Copy each line in which the string "white" occurs.

— begin RAW DATA —

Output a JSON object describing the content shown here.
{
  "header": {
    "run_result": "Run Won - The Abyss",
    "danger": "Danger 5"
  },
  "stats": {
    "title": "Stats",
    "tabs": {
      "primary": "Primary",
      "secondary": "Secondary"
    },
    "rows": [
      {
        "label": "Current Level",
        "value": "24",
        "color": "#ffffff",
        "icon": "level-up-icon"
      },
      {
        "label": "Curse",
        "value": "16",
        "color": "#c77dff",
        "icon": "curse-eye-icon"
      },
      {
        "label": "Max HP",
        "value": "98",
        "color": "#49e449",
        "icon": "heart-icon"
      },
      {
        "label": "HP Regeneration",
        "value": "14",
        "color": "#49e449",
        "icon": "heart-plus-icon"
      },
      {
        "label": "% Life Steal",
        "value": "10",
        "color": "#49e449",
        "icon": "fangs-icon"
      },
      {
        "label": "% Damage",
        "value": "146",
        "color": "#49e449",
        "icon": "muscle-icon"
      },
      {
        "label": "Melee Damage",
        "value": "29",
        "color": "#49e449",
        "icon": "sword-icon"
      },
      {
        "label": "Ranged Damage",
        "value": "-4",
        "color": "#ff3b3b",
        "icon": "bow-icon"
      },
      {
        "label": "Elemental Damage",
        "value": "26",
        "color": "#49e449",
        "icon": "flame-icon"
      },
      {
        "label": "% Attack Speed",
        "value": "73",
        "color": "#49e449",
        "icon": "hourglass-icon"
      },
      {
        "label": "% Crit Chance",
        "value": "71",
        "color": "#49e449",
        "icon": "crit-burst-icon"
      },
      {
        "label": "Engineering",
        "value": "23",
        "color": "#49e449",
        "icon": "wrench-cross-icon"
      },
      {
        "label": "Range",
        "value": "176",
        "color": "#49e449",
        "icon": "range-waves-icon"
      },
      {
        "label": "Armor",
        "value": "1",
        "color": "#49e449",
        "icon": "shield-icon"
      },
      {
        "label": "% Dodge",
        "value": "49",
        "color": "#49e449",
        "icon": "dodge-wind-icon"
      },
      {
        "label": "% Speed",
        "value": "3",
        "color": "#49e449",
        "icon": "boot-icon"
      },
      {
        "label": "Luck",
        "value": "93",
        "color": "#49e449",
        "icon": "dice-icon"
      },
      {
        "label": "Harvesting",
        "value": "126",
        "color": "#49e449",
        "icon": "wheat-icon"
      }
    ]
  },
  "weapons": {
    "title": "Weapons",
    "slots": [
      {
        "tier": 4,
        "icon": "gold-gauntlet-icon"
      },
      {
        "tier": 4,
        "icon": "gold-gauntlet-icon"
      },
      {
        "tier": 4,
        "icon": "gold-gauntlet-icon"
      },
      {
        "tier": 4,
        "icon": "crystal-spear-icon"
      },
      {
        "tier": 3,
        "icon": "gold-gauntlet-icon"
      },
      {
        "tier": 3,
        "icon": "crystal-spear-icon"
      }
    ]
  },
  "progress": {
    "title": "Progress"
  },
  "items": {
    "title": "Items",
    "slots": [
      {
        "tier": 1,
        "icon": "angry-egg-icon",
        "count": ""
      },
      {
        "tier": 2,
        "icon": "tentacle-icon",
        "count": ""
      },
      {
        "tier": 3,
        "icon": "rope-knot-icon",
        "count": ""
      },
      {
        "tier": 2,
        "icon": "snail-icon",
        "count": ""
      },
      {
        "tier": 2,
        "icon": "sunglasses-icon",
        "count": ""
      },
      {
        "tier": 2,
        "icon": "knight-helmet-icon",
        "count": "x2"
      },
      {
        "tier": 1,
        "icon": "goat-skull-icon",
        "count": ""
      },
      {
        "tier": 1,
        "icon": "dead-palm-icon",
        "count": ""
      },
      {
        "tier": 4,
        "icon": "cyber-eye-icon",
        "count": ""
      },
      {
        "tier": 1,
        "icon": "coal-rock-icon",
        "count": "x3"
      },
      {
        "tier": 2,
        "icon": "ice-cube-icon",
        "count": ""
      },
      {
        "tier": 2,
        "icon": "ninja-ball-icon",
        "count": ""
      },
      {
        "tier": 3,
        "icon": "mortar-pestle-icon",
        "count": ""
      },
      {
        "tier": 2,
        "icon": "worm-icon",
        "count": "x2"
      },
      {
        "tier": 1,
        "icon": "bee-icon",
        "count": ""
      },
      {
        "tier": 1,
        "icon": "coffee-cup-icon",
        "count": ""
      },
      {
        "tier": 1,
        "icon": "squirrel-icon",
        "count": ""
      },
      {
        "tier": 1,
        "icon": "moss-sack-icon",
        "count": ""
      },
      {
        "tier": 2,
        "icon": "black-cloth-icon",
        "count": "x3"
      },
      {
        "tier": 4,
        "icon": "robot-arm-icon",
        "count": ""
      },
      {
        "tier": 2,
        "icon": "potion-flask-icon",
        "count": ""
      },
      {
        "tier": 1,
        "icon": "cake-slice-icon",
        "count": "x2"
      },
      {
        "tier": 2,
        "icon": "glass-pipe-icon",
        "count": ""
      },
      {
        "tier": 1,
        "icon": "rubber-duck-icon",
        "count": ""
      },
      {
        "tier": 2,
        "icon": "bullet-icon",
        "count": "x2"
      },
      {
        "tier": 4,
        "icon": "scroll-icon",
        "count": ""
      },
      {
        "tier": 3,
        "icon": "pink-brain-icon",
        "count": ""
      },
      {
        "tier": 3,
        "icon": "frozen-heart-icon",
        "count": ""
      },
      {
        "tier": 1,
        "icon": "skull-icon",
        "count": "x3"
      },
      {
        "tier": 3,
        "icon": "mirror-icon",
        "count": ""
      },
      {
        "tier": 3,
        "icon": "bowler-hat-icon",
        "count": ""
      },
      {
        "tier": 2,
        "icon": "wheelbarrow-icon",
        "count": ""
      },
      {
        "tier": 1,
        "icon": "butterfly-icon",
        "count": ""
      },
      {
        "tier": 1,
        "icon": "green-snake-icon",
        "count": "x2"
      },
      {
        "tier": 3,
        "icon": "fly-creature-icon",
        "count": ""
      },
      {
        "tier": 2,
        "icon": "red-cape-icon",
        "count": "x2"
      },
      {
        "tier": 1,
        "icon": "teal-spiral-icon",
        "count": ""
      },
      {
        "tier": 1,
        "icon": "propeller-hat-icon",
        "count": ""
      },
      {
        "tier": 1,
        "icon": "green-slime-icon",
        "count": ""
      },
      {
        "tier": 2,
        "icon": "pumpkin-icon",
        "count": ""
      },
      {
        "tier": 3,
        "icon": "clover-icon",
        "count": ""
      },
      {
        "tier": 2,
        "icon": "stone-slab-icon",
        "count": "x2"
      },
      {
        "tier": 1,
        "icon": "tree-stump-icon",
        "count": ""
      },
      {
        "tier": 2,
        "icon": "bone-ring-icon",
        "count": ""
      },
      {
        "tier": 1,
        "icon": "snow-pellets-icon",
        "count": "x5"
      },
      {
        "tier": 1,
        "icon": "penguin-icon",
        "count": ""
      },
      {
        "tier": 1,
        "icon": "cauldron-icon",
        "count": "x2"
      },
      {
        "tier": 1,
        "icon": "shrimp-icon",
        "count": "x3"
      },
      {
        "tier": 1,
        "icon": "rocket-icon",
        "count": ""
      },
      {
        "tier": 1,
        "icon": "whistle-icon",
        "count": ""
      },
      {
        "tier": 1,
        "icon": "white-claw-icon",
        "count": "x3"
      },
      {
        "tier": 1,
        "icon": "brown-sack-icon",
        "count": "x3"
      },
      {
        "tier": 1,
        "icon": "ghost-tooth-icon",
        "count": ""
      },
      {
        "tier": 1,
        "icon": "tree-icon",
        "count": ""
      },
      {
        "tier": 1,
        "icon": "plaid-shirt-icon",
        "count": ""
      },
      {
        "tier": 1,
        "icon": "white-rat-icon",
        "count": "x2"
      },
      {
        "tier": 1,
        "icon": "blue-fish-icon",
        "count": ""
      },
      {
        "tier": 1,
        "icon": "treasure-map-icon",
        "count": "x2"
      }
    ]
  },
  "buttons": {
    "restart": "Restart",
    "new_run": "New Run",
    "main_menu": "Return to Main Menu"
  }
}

— end RAW DATA —

- [REPLY TO THE EXERCISE]
        "icon": "white-claw-icon",
        "icon": "white-rat-icon",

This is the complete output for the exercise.